RECORDS FOR THE EXERCISE —
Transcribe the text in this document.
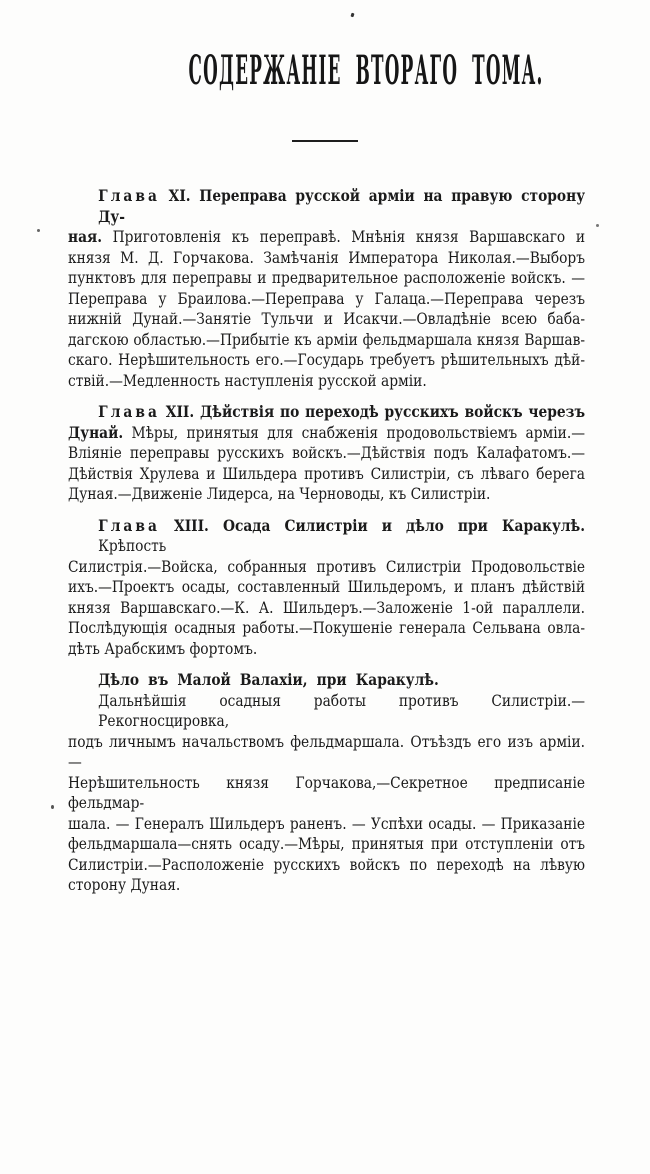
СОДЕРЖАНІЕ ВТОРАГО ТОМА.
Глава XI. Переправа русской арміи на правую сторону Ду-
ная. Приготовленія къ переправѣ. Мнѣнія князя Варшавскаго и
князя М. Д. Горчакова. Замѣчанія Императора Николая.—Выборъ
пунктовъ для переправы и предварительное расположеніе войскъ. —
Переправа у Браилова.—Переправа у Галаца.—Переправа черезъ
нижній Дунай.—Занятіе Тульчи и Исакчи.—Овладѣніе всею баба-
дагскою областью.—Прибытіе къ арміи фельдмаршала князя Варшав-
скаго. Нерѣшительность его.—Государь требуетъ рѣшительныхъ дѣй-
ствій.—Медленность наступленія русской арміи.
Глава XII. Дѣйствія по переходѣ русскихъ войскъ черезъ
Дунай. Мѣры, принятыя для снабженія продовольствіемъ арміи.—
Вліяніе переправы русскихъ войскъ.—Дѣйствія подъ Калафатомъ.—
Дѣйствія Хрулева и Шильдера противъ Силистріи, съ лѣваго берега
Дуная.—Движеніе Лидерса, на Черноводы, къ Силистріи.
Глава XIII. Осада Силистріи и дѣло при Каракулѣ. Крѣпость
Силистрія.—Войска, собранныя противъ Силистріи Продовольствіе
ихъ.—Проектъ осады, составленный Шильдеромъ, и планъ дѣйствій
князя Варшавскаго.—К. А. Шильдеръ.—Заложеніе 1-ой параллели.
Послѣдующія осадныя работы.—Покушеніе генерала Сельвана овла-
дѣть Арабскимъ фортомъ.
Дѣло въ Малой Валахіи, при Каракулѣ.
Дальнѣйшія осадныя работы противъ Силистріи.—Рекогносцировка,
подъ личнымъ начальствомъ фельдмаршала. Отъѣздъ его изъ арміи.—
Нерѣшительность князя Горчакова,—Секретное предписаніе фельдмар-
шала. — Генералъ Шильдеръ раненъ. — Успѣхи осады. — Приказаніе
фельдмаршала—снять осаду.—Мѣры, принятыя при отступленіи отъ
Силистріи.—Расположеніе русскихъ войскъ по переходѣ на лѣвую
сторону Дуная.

TASK OBJECTIVE —
Pull out the lines above in which the word "Дунай" appears.

RESULT FOR THIS EXERCISE —
нижній Дунай.—Занятіе Тульчи и Исакчи.—Овладѣніе всею баба-
Дунай. Мѣры, принятыя для снабженія продовольствіемъ арміи.—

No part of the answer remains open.